§ REQUEST: Your job is to retype all of the data word for word, leaving every image out.

§ INPUT:
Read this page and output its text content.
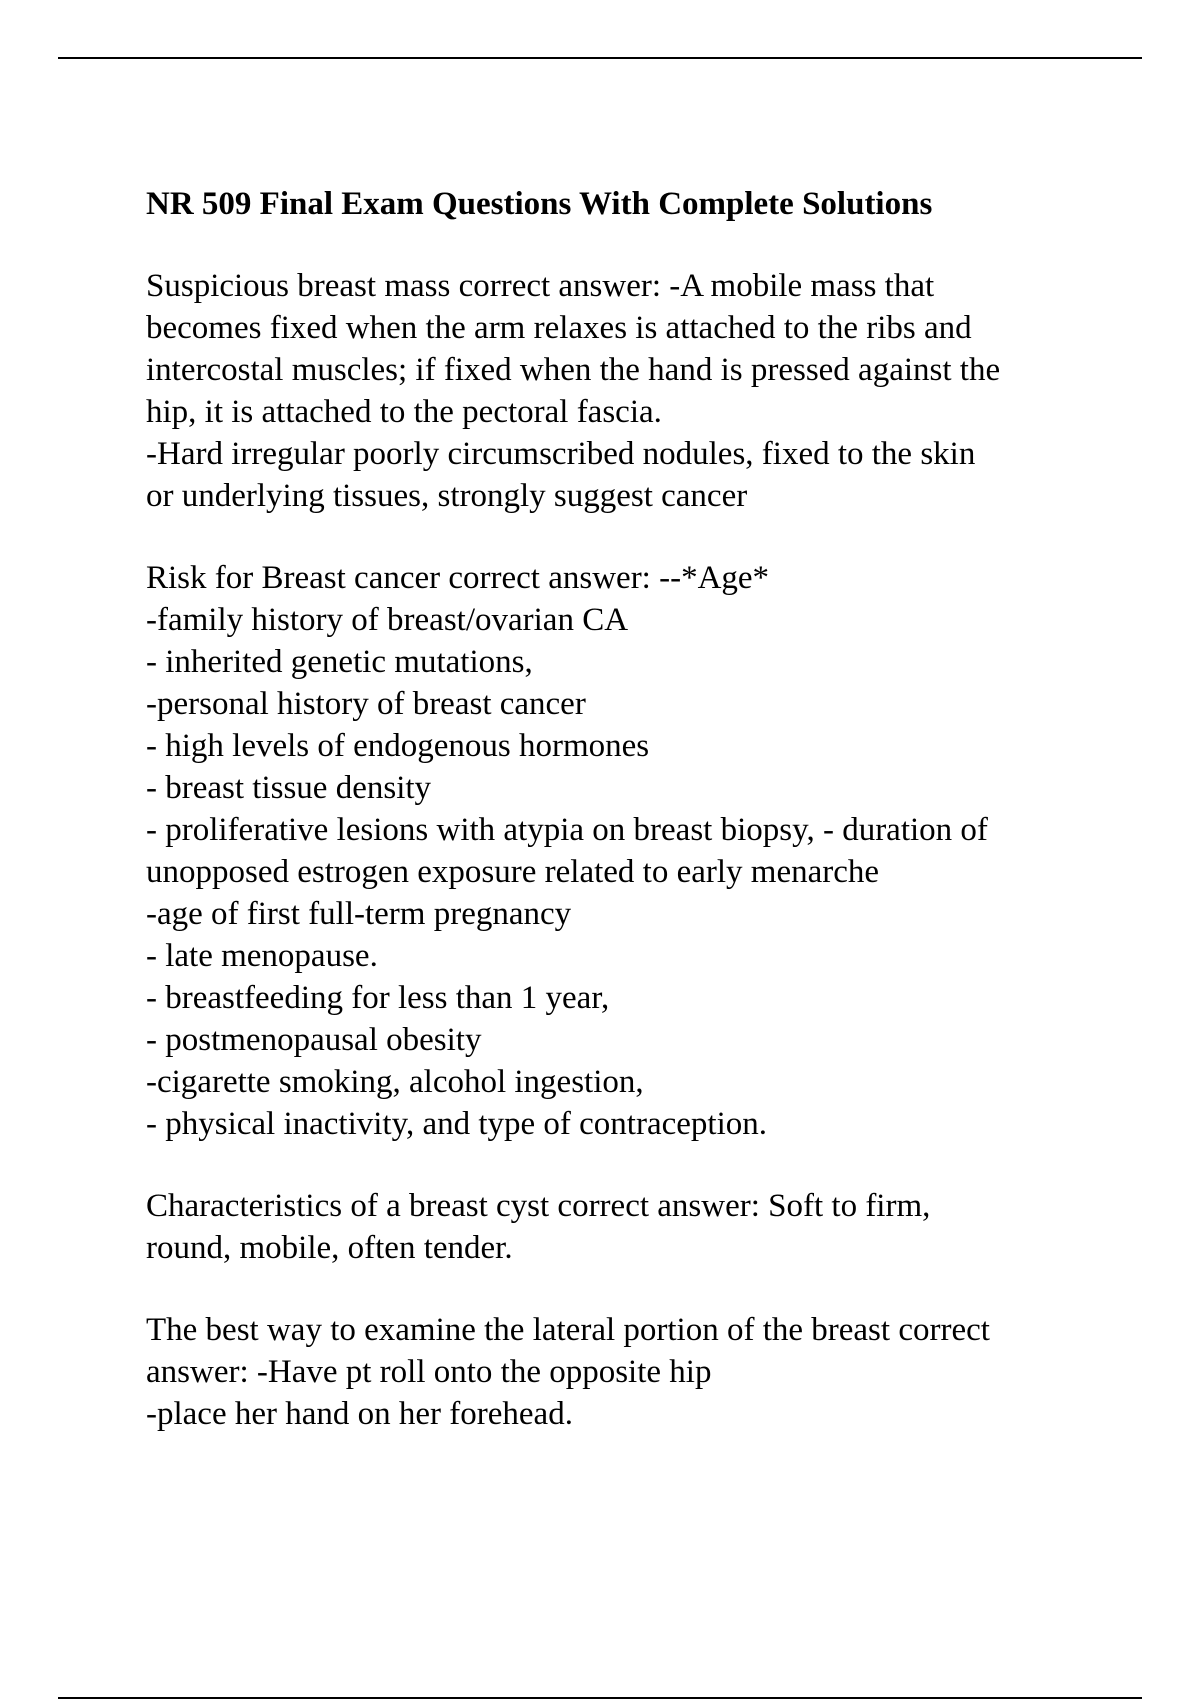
NR 509 Final Exam Questions With Complete Solutions
Suspicious breast mass correct answer: -A mobile mass that
becomes fixed when the arm relaxes is attached to the ribs and
intercostal muscles; if fixed when the hand is pressed against the
hip, it is attached to the pectoral fascia.
-Hard irregular poorly circumscribed nodules, fixed to the skin
or underlying tissues, strongly suggest cancer
Risk for Breast cancer correct answer: --*Age*
-family history of breast/ovarian CA
- inherited genetic mutations,
-personal history of breast cancer
- high levels of endogenous hormones
- breast tissue density
- proliferative lesions with atypia on breast biopsy, - duration of
unopposed estrogen exposure related to early menarche
-age of first full-term pregnancy
- late menopause.
- breastfeeding for less than 1 year,
- postmenopausal obesity
-cigarette smoking, alcohol ingestion,
- physical inactivity, and type of contraception.
Characteristics of a breast cyst correct answer: Soft to firm,
round, mobile, often tender.
The best way to examine the lateral portion of the breast correct
answer: -Have pt roll onto the opposite hip
-place her hand on her forehead.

§ ANSWER TO THIS TASK:
Read this page and output its text content.
NR 509 Final Exam Questions With Complete Solutions
Suspicious breast mass correct answer: -A mobile mass that
becomes fixed when the arm relaxes is attached to the ribs and
intercostal muscles; if fixed when the hand is pressed against the
hip, it is attached to the pectoral fascia.
-Hard irregular poorly circumscribed nodules, fixed to the skin
or underlying tissues, strongly suggest cancer
Risk for Breast cancer correct answer: --*Age*
-family history of breast/ovarian CA
- inherited genetic mutations,
-personal history of breast cancer
- high levels of endogenous hormones
- breast tissue density
- proliferative lesions with atypia on breast biopsy, - duration of
unopposed estrogen exposure related to early menarche
-age of first full-term pregnancy
- late menopause.
- breastfeeding for less than 1 year,
- postmenopausal obesity
-cigarette smoking, alcohol ingestion,
- physical inactivity, and type of contraception.
Characteristics of a breast cyst correct answer: Soft to firm,
round, mobile, often tender.
The best way to examine the lateral portion of the breast correct
answer: -Have pt roll onto the opposite hip
-place her hand on her forehead.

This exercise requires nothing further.